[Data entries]

^^^^

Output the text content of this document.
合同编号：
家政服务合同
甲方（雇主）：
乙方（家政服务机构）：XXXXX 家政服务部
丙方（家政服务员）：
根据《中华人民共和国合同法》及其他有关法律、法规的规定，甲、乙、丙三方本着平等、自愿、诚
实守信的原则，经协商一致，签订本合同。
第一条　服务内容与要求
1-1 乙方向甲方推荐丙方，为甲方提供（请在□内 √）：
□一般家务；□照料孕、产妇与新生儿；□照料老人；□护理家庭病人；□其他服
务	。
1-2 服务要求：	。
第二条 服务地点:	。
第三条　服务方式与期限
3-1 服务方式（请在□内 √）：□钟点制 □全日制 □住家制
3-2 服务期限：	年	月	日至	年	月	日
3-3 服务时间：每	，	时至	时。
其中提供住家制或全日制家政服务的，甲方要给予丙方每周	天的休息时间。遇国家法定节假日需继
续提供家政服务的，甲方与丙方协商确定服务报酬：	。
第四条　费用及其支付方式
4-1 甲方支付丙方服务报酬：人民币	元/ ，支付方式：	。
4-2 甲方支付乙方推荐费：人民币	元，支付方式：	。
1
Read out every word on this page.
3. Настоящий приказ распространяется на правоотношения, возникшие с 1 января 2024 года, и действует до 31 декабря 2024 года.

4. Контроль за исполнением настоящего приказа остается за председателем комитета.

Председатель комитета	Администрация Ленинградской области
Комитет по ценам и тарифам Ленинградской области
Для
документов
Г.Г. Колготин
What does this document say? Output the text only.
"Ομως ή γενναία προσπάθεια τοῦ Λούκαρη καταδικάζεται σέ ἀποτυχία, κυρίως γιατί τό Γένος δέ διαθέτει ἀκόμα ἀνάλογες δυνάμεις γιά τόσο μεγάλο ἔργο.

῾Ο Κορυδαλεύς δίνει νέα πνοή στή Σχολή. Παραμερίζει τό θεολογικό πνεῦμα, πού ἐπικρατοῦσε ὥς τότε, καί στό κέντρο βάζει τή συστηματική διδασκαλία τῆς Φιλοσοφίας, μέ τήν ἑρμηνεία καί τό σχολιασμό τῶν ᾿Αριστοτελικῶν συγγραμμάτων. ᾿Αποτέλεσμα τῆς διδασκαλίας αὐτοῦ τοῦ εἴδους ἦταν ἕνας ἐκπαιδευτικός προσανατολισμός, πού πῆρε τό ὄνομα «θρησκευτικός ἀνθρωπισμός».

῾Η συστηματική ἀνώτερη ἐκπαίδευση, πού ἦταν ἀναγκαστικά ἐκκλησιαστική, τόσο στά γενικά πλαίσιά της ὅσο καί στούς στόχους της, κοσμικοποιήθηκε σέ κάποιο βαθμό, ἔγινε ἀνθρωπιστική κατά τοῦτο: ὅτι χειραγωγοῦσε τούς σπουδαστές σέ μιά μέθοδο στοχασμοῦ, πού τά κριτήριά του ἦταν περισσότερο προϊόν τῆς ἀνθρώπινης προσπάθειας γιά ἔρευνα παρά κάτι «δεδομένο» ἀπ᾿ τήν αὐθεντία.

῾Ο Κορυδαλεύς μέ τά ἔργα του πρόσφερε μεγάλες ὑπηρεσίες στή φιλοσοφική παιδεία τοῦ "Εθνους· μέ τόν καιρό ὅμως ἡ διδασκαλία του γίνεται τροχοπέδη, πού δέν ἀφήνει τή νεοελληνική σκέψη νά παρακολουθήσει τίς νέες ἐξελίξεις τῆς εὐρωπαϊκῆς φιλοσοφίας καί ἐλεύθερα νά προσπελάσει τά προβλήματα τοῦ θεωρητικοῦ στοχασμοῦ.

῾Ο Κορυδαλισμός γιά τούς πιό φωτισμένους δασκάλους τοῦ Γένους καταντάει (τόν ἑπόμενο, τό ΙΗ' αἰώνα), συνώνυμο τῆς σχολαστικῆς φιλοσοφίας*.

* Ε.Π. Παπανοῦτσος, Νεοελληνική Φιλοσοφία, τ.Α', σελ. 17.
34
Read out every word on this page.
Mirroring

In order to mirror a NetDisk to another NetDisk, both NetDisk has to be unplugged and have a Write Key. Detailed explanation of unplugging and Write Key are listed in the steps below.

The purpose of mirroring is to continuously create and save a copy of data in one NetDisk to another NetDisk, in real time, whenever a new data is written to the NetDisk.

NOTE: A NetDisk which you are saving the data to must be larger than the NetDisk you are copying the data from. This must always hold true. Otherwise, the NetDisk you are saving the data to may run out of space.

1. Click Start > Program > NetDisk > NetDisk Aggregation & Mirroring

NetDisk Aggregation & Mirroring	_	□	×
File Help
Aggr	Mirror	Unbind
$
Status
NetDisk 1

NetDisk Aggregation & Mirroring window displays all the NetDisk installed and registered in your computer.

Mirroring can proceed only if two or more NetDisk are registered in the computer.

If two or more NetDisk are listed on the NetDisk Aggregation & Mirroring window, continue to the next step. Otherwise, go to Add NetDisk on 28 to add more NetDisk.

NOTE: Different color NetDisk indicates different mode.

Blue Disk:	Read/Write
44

^^^^

INSTRUCTIONS FOR THE TASK:
Please reproduce the entire listing, exactly as shown.

EXERCISE SOLUTION:
Output the text content of this document.
合同编号：
家政服务合同
甲方（雇主）：
乙方（家政服务机构）：XXXXX 家政服务部
丙方（家政服务员）：
根据《中华人民共和国合同法》及其他有关法律、法规的规定，甲、乙、丙三方本着平等、自愿、诚
实守信的原则，经协商一致，签订本合同。
第一条　服务内容与要求
1-1 乙方向甲方推荐丙方，为甲方提供（请在□内 √）：
□一般家务；□照料孕、产妇与新生儿；□照料老人；□护理家庭病人；□其他服
务	。
1-2 服务要求：	。
第二条 服务地点:	。
第三条　服务方式与期限
3-1 服务方式（请在□内 √）：□钟点制 □全日制 □住家制
3-2 服务期限：	年	月	日至	年	月	日
3-3 服务时间：每	，	时至	时。
其中提供住家制或全日制家政服务的，甲方要给予丙方每周	天的休息时间。遇国家法定节假日需继
续提供家政服务的，甲方与丙方协商确定服务报酬：	。
第四条　费用及其支付方式
4-1 甲方支付丙方服务报酬：人民币	元/ ，支付方式：	。
4-2 甲方支付乙方推荐费：人民币	元，支付方式：	。
1
Read out every word on this page.
3. Настоящий приказ распространяется на правоотношения, возникшие с 1 января 2024 года, и действует до 31 декабря 2024 года.

4. Контроль за исполнением настоящего приказа остается за председателем комитета.

Председатель комитета	Администрация Ленинградской области
Комитет по ценам и тарифам Ленинградской области
Для
документов
Г.Г. Колготин
What does this document say? Output the text only.
"Ομως ή γενναία προσπάθεια τοῦ Λούκαρη καταδικάζεται σέ ἀποτυχία, κυρίως γιατί τό Γένος δέ διαθέτει ἀκόμα ἀνάλογες δυνάμεις γιά τόσο μεγάλο ἔργο.

῾Ο Κορυδαλεύς δίνει νέα πνοή στή Σχολή. Παραμερίζει τό θεολογικό πνεῦμα, πού ἐπικρατοῦσε ὥς τότε, καί στό κέντρο βάζει τή συστηματική διδασκαλία τῆς Φιλοσοφίας, μέ τήν ἑρμηνεία καί τό σχολιασμό τῶν ᾿Αριστοτελικῶν συγγραμμάτων. ᾿Αποτέλεσμα τῆς διδασκαλίας αὐτοῦ τοῦ εἴδους ἦταν ἕνας ἐκπαιδευτικός προσανατολισμός, πού πῆρε τό ὄνομα «θρησκευτικός ἀνθρωπισμός».

῾Η συστηματική ἀνώτερη ἐκπαίδευση, πού ἦταν ἀναγκαστικά ἐκκλησιαστική, τόσο στά γενικά πλαίσιά της ὅσο καί στούς στόχους της, κοσμικοποιήθηκε σέ κάποιο βαθμό, ἔγινε ἀνθρωπιστική κατά τοῦτο: ὅτι χειραγωγοῦσε τούς σπουδαστές σέ μιά μέθοδο στοχασμοῦ, πού τά κριτήριά του ἦταν περισσότερο προϊόν τῆς ἀνθρώπινης προσπάθειας γιά ἔρευνα παρά κάτι «δεδομένο» ἀπ᾿ τήν αὐθεντία.

῾Ο Κορυδαλεύς μέ τά ἔργα του πρόσφερε μεγάλες ὑπηρεσίες στή φιλοσοφική παιδεία τοῦ "Εθνους· μέ τόν καιρό ὅμως ἡ διδασκαλία του γίνεται τροχοπέδη, πού δέν ἀφήνει τή νεοελληνική σκέψη νά παρακολουθήσει τίς νέες ἐξελίξεις τῆς εὐρωπαϊκῆς φιλοσοφίας καί ἐλεύθερα νά προσπελάσει τά προβλήματα τοῦ θεωρητικοῦ στοχασμοῦ.

῾Ο Κορυδαλισμός γιά τούς πιό φωτισμένους δασκάλους τοῦ Γένους καταντάει (τόν ἑπόμενο, τό ΙΗ' αἰώνα), συνώνυμο τῆς σχολαστικῆς φιλοσοφίας*.

* Ε.Π. Παπανοῦτσος, Νεοελληνική Φιλοσοφία, τ.Α', σελ. 17.
34
Read out every word on this page.
Mirroring

In order to mirror a NetDisk to another NetDisk, both NetDisk has to be unplugged and have a Write Key. Detailed explanation of unplugging and Write Key are listed in the steps below.

The purpose of mirroring is to continuously create and save a copy of data in one NetDisk to another NetDisk, in real time, whenever a new data is written to the NetDisk.

NOTE: A NetDisk which you are saving the data to must be larger than the NetDisk you are copying the data from. This must always hold true. Otherwise, the NetDisk you are saving the data to may run out of space.

1. Click Start > Program > NetDisk > NetDisk Aggregation & Mirroring

NetDisk Aggregation & Mirroring	_	□	×
File Help
Aggr	Mirror	Unbind
$
Status
NetDisk 1

NetDisk Aggregation & Mirroring window displays all the NetDisk installed and registered in your computer.

Mirroring can proceed only if two or more NetDisk are registered in the computer.

If two or more NetDisk are listed on the NetDisk Aggregation & Mirroring window, continue to the next step. Otherwise, go to Add NetDisk on 28 to add more NetDisk.

NOTE: Different color NetDisk indicates different mode.

Blue Disk:	Read/Write
44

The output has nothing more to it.